§ Set problem
Locate each line of the material that contains "legend", then return it.

— START OF Recorded information —

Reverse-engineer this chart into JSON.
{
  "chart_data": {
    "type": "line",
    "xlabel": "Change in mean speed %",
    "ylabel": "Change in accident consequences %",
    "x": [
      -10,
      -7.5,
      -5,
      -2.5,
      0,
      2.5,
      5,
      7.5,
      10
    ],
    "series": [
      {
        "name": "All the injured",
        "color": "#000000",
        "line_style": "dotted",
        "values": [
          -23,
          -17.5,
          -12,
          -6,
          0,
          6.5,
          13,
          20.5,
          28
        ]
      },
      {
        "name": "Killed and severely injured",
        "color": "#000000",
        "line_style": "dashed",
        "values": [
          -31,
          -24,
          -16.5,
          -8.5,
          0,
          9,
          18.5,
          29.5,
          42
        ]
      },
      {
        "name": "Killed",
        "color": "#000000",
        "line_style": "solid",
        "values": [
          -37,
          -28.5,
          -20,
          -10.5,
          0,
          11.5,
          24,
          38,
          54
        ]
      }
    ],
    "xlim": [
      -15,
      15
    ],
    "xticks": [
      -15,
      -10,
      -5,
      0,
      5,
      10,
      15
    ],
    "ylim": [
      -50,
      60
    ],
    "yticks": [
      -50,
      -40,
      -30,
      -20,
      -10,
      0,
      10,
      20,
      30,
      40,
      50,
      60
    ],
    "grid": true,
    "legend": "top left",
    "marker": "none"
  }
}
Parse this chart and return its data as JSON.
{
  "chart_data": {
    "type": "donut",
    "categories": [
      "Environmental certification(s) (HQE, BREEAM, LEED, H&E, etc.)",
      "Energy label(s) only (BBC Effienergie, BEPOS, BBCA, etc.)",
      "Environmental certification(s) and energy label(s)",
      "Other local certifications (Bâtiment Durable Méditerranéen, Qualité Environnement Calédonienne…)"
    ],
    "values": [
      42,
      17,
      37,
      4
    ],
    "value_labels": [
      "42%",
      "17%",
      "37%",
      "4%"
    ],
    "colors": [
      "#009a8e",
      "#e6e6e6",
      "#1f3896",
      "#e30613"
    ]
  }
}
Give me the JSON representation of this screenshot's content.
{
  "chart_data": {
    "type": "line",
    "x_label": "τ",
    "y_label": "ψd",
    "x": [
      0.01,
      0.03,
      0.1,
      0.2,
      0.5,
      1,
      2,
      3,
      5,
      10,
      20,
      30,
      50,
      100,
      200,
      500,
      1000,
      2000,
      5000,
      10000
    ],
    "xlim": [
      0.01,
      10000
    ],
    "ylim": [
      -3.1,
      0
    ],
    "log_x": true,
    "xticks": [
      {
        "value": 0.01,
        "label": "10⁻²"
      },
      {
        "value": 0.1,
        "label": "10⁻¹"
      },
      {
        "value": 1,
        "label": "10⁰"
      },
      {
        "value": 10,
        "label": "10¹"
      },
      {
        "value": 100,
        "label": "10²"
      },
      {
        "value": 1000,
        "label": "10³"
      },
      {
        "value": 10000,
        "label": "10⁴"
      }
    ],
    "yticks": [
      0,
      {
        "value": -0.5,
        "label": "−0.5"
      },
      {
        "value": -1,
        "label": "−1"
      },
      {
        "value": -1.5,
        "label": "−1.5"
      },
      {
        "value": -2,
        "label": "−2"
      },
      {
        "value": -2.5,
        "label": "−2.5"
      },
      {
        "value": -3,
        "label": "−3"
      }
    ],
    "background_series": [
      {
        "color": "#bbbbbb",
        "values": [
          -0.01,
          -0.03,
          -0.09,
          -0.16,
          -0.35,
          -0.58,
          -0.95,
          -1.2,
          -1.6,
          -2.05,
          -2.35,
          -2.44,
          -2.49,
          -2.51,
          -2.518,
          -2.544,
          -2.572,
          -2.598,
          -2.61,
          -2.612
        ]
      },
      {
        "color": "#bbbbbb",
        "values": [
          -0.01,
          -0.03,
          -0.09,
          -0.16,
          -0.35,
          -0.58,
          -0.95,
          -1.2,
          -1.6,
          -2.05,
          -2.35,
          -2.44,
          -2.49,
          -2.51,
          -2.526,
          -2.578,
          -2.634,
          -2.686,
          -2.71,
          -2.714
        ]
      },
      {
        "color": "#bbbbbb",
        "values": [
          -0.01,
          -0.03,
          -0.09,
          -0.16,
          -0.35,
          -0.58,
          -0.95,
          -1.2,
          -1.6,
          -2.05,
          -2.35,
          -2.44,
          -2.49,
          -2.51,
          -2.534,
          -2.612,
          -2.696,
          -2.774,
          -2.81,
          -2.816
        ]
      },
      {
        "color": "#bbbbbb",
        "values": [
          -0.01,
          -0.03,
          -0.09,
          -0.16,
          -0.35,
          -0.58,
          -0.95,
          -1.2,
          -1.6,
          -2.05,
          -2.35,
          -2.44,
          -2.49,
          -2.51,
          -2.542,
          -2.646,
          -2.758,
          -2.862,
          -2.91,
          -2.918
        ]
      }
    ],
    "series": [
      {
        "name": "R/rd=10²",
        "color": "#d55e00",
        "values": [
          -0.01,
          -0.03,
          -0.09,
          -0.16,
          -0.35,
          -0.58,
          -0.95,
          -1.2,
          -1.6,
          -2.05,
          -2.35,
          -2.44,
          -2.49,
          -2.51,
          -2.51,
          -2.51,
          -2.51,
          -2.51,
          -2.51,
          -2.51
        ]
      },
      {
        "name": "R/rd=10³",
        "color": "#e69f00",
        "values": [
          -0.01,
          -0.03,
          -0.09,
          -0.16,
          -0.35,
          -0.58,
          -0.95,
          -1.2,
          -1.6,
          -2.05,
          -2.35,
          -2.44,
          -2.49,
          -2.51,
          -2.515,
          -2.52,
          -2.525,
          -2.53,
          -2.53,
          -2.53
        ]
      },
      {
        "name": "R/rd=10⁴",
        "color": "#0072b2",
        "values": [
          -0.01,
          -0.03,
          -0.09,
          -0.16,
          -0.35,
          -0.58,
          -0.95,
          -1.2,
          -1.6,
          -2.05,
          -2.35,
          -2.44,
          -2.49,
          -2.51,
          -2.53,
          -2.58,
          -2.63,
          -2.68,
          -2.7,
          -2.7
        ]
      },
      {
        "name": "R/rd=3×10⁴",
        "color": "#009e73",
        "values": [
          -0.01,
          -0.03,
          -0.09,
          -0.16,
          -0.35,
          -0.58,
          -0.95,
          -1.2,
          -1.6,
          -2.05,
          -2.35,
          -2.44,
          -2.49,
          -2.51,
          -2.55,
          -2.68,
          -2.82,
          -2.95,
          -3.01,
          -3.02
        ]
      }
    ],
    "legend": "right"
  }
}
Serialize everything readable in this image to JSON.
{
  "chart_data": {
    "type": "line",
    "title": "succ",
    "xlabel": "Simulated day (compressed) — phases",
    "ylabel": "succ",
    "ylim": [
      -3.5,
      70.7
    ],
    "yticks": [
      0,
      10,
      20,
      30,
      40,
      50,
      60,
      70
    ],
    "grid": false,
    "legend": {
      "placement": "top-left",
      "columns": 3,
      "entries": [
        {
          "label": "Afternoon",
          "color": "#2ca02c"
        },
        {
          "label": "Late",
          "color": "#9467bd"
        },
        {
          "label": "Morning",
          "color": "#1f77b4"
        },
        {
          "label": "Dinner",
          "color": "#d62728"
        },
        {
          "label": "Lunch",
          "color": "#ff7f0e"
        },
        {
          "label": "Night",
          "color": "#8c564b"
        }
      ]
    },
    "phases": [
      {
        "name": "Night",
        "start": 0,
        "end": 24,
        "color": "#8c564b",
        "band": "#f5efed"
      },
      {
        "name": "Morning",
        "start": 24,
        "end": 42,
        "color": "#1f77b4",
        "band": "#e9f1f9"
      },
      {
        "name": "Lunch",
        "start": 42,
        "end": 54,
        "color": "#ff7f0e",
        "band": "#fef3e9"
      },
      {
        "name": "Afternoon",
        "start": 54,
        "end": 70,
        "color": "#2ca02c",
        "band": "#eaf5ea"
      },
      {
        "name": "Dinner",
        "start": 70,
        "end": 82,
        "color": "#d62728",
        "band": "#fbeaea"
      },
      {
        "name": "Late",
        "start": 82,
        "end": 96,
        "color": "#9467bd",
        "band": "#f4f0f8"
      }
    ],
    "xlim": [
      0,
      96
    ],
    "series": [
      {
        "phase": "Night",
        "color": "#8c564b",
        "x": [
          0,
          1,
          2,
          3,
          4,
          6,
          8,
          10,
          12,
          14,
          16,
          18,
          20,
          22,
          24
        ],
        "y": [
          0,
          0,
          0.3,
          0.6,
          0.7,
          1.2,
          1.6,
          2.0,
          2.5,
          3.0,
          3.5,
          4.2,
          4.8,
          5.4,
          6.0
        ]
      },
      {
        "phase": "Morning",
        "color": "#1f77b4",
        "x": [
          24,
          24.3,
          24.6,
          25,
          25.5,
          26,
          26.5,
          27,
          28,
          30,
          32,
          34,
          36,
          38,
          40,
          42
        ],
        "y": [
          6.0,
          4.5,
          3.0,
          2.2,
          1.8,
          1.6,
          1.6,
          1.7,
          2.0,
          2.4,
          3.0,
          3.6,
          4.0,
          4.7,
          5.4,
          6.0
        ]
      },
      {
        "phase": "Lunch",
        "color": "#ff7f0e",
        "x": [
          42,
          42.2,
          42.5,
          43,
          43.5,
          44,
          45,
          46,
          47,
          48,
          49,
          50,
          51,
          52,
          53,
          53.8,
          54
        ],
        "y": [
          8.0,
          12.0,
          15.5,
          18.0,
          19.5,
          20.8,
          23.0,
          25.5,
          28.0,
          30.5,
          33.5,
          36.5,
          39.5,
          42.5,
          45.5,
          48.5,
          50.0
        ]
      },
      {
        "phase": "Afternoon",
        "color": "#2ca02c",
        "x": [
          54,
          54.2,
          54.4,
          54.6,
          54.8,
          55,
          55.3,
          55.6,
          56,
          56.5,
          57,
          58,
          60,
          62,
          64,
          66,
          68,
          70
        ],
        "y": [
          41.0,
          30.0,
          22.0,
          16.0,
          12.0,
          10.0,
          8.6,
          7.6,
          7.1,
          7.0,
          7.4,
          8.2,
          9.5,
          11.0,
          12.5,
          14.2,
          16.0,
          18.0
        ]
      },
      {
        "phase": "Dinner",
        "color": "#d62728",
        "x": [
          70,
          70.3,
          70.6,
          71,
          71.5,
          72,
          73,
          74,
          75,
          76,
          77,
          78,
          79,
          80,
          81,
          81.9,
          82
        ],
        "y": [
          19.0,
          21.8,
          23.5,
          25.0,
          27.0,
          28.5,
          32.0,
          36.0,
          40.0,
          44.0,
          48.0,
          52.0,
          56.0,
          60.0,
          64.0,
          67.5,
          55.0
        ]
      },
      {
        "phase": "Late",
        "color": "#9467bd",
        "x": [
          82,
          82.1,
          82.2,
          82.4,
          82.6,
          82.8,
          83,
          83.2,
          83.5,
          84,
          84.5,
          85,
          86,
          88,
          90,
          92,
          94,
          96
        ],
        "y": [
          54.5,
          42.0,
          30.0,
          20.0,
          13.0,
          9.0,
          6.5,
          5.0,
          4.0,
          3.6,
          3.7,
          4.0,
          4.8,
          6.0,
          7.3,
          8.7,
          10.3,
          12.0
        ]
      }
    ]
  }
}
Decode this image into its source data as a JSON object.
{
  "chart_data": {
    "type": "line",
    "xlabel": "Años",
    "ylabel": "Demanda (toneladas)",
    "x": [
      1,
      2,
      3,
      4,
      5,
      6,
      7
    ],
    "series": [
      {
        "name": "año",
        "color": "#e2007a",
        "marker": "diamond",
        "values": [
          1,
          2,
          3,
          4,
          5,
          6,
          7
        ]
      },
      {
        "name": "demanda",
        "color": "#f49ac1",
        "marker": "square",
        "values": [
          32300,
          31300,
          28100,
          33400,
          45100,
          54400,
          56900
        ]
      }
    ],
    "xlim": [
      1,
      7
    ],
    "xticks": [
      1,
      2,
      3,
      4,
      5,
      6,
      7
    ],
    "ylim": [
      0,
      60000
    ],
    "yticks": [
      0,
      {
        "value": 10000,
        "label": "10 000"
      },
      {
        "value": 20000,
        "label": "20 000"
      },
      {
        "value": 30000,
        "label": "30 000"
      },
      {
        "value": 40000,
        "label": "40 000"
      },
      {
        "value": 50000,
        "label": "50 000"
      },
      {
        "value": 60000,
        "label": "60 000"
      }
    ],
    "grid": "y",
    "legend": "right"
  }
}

— END OF Recorded information —

§ Answer
    "legend": "top left",
    "legend": "right"
    "legend": {
    "legend": "right"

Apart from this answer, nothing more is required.